#### [WHAT YOU ARE ASKED TO DO]
Reproduce all of the material exactly as shown.

[Data records]
* * *
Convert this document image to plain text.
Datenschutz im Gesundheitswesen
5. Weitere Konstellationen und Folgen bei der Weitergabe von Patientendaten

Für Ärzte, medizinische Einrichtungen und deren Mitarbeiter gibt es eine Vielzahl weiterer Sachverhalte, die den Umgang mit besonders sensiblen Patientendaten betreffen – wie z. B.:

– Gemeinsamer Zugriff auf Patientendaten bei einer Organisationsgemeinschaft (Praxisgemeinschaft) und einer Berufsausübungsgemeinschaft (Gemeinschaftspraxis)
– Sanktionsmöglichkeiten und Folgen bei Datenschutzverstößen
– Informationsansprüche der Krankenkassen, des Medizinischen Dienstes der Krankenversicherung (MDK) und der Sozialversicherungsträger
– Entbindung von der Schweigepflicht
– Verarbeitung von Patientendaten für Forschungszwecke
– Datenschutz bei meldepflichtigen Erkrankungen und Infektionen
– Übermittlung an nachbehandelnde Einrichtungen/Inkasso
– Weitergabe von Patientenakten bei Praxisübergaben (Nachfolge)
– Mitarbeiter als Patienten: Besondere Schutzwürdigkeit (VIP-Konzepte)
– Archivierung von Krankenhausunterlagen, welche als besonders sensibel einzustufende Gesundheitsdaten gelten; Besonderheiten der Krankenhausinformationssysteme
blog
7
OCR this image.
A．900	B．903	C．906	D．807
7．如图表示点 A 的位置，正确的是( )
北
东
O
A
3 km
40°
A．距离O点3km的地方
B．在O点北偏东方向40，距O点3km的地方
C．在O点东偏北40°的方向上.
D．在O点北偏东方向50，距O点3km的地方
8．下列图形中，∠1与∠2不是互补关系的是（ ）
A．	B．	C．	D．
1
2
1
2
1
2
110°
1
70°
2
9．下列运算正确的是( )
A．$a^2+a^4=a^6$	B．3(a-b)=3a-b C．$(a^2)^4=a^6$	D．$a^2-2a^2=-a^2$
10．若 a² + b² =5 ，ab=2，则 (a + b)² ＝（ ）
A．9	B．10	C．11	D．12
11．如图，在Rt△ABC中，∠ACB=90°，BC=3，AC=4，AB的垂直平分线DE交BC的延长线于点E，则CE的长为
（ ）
* * *
#### [SOLVED EXERCISE]
Convert this document image to plain text.
Datenschutz im Gesundheitswesen
5. Weitere Konstellationen und Folgen bei der Weitergabe von Patientendaten

Für Ärzte, medizinische Einrichtungen und deren Mitarbeiter gibt es eine Vielzahl weiterer Sachverhalte, die den Umgang mit besonders sensiblen Patientendaten betreffen – wie z. B.:

– Gemeinsamer Zugriff auf Patientendaten bei einer Organisationsgemeinschaft (Praxisgemeinschaft) und einer Berufsausübungsgemeinschaft (Gemeinschaftspraxis)
– Sanktionsmöglichkeiten und Folgen bei Datenschutzverstößen
– Informationsansprüche der Krankenkassen, des Medizinischen Dienstes der Krankenversicherung (MDK) und der Sozialversicherungsträger
– Entbindung von der Schweigepflicht
– Verarbeitung von Patientendaten für Forschungszwecke
– Datenschutz bei meldepflichtigen Erkrankungen und Infektionen
– Übermittlung an nachbehandelnde Einrichtungen/Inkasso
– Weitergabe von Patientenakten bei Praxisübergaben (Nachfolge)
– Mitarbeiter als Patienten: Besondere Schutzwürdigkeit (VIP-Konzepte)
– Archivierung von Krankenhausunterlagen, welche als besonders sensibel einzustufende Gesundheitsdaten gelten; Besonderheiten der Krankenhausinformationssysteme
blog
7
OCR this image.
A．900	B．903	C．906	D．807
7．如图表示点 A 的位置，正确的是( )
北
东
O
A
3 km
40°
A．距离O点3km的地方
B．在O点北偏东方向40，距O点3km的地方
C．在O点东偏北40°的方向上.
D．在O点北偏东方向50，距O点3km的地方
8．下列图形中，∠1与∠2不是互补关系的是（ ）
A．	B．	C．	D．
1
2
1
2
1
2
110°
1
70°
2
9．下列运算正确的是( )
A．$a^2+a^4=a^6$	B．3(a-b)=3a-b C．$(a^2)^4=a^6$	D．$a^2-2a^2=-a^2$
10．若 a² + b² =5 ，ab=2，则 (a + b)² ＝（ ）
A．9	B．10	C．11	D．12
11．如图，在Rt△ABC中，∠ACB=90°，BC=3，AC=4，AB的垂直平分线DE交BC的延长线于点E，则CE的长为
（ ）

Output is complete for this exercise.